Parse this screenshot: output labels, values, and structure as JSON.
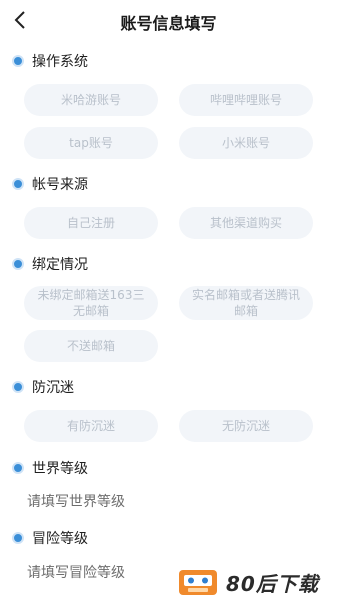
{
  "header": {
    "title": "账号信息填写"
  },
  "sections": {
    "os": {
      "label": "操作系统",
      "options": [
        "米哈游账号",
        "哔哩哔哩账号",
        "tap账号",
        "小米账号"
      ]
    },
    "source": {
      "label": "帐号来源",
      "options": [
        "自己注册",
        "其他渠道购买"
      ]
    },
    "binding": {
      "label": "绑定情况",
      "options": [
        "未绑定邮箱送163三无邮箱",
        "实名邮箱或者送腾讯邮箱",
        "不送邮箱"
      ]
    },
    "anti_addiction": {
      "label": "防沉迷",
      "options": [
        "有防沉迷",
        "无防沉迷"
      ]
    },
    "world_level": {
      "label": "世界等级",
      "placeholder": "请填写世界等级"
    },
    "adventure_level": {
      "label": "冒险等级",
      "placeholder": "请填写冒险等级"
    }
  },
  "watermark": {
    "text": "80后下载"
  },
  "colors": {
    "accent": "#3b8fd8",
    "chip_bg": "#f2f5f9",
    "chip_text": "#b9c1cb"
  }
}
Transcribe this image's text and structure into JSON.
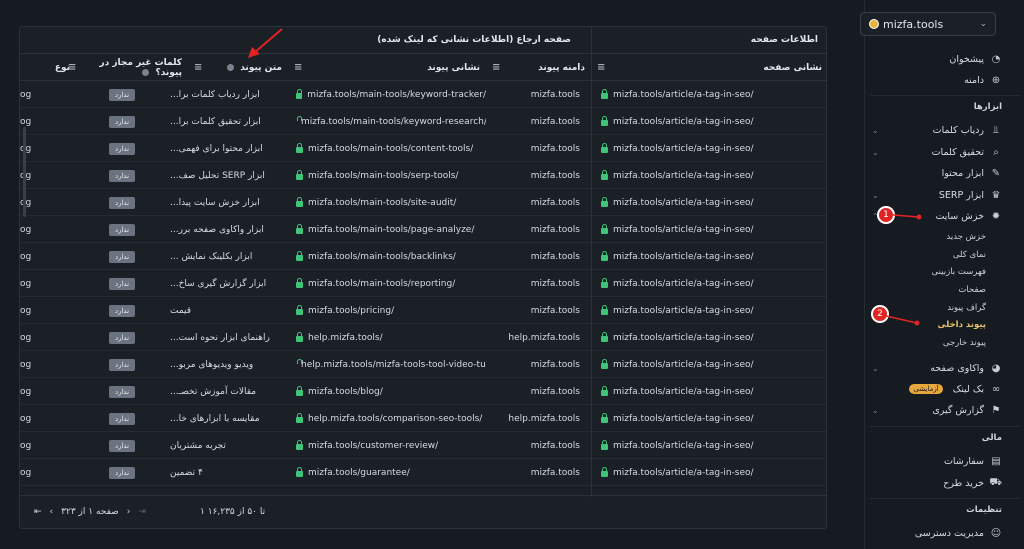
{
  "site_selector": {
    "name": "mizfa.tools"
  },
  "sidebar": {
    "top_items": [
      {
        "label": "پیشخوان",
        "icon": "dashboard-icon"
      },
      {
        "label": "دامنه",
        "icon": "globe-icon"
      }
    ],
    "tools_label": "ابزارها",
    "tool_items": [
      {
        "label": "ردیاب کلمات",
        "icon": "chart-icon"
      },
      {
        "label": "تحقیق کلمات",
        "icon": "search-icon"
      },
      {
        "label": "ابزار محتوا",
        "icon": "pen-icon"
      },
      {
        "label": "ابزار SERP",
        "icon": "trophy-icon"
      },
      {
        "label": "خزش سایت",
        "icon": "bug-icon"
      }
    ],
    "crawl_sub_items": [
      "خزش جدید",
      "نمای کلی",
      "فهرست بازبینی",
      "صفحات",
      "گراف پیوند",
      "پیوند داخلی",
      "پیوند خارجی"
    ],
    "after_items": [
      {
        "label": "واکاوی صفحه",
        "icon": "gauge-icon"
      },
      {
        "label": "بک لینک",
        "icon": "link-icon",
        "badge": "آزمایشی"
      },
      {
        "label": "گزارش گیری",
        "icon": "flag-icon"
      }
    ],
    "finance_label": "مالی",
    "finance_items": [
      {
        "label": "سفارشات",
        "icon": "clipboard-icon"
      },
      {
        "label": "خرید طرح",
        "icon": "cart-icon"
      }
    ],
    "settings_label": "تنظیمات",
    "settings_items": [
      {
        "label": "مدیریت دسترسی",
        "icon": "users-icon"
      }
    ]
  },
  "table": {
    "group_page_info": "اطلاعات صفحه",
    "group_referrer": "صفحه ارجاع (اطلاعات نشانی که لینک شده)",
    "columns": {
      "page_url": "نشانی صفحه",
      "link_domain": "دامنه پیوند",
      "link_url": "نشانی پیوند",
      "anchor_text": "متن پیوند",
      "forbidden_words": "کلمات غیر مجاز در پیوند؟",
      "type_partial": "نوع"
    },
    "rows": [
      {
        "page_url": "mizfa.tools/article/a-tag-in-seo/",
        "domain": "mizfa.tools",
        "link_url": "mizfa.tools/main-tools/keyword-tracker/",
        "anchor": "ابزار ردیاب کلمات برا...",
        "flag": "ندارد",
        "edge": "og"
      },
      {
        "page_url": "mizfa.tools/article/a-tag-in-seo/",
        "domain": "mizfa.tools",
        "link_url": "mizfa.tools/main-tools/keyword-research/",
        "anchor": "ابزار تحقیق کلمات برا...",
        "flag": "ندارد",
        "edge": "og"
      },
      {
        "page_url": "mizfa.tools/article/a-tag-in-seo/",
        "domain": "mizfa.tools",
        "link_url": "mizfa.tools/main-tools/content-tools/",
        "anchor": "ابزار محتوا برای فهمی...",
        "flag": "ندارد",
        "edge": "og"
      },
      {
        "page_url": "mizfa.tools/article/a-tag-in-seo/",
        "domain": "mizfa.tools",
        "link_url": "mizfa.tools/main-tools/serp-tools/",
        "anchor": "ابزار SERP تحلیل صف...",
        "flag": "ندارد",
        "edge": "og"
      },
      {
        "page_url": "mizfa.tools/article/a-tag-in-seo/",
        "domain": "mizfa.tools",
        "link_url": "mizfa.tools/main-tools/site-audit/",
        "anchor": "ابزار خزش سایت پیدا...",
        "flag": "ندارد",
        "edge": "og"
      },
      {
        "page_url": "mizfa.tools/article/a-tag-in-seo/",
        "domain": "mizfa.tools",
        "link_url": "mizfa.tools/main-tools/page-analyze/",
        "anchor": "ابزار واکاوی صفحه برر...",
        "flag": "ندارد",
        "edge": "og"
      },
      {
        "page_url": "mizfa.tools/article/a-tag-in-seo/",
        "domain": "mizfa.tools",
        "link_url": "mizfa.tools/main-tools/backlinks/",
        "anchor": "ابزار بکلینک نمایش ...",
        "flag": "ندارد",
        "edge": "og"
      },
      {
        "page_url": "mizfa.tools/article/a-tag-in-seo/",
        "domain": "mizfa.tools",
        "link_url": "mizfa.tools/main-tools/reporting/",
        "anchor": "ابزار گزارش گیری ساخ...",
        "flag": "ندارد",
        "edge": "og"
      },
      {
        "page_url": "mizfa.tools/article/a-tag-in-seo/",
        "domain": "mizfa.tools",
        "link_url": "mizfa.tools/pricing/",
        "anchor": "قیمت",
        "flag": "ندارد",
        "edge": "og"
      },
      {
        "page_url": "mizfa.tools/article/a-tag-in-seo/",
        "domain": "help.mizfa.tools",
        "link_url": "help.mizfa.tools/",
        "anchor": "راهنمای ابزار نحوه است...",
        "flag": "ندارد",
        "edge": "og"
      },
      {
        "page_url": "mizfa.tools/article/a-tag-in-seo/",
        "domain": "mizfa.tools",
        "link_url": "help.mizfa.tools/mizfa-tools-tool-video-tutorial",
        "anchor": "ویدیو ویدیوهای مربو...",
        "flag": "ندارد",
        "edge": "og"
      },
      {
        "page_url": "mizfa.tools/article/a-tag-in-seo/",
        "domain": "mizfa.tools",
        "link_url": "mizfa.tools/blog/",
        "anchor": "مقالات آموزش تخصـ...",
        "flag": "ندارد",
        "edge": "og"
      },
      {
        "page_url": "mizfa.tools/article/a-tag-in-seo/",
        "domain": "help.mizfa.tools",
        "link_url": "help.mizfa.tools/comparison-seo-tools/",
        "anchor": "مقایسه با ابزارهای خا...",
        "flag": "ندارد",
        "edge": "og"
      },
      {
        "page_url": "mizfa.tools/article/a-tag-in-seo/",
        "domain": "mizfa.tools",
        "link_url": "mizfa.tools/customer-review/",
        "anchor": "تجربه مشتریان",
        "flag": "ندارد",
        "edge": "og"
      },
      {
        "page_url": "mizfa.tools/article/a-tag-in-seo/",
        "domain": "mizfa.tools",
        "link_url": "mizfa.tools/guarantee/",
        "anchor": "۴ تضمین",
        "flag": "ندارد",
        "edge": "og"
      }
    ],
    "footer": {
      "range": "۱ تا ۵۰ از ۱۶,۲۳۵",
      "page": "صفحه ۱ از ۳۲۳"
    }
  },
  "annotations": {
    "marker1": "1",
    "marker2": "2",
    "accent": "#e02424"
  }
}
§
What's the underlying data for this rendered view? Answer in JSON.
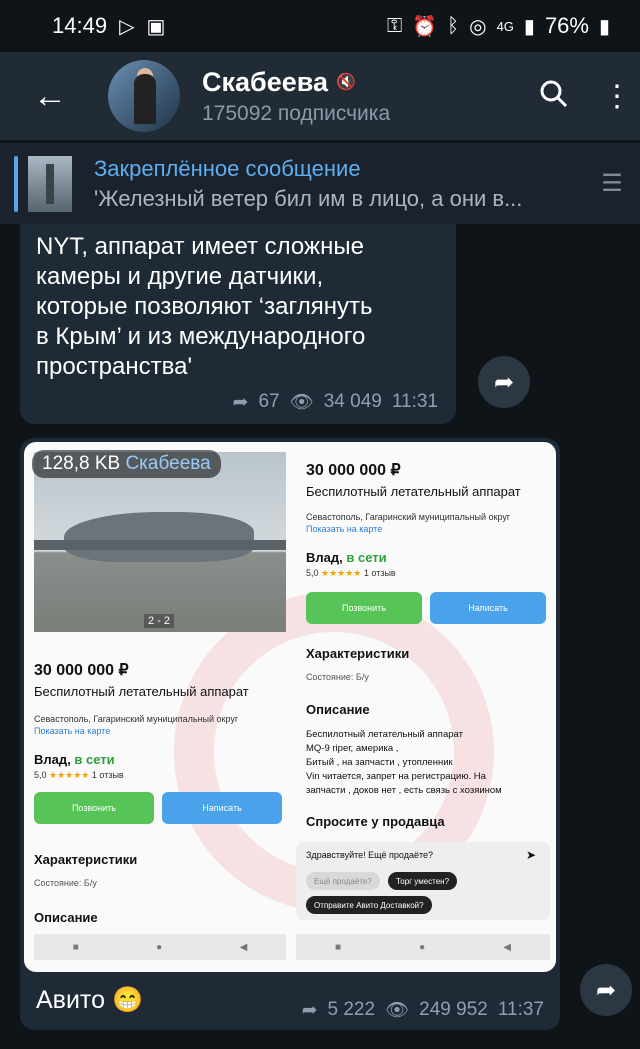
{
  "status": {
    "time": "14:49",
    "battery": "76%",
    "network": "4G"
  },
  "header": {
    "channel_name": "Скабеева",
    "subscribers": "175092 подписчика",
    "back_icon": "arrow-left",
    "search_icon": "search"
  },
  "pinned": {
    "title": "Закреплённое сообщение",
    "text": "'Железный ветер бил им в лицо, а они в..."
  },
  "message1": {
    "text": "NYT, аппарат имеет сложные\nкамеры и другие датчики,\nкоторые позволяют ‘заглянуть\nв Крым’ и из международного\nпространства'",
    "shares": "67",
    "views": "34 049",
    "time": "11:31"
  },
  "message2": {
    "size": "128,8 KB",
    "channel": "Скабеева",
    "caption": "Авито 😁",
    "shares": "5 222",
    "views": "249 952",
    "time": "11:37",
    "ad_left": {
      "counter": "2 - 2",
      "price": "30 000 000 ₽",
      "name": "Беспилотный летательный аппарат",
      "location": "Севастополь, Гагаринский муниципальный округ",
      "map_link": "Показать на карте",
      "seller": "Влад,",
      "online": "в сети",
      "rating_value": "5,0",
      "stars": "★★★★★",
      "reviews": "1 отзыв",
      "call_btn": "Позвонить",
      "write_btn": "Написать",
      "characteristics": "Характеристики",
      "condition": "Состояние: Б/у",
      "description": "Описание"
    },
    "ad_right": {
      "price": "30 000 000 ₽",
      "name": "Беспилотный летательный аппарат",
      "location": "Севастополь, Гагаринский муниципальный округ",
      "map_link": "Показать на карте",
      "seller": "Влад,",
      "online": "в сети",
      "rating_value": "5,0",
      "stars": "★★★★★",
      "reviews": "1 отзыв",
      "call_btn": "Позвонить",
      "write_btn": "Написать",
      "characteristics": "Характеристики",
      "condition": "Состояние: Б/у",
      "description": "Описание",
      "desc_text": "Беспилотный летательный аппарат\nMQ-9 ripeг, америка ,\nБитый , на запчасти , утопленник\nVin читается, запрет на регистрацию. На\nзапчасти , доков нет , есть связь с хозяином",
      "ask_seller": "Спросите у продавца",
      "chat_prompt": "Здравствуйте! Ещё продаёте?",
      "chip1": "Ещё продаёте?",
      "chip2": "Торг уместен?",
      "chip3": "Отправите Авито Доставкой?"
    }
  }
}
§
- **TO BE DONE**:
Check every line of the data above for the string "keyword", and copy those that have it.

- **RESULT OF THIS EXERCISE**:
        "link_url": "mizfa.tools/main-tools/keyword-tracker/",
        "link_url": "mizfa.tools/main-tools/keyword-research/",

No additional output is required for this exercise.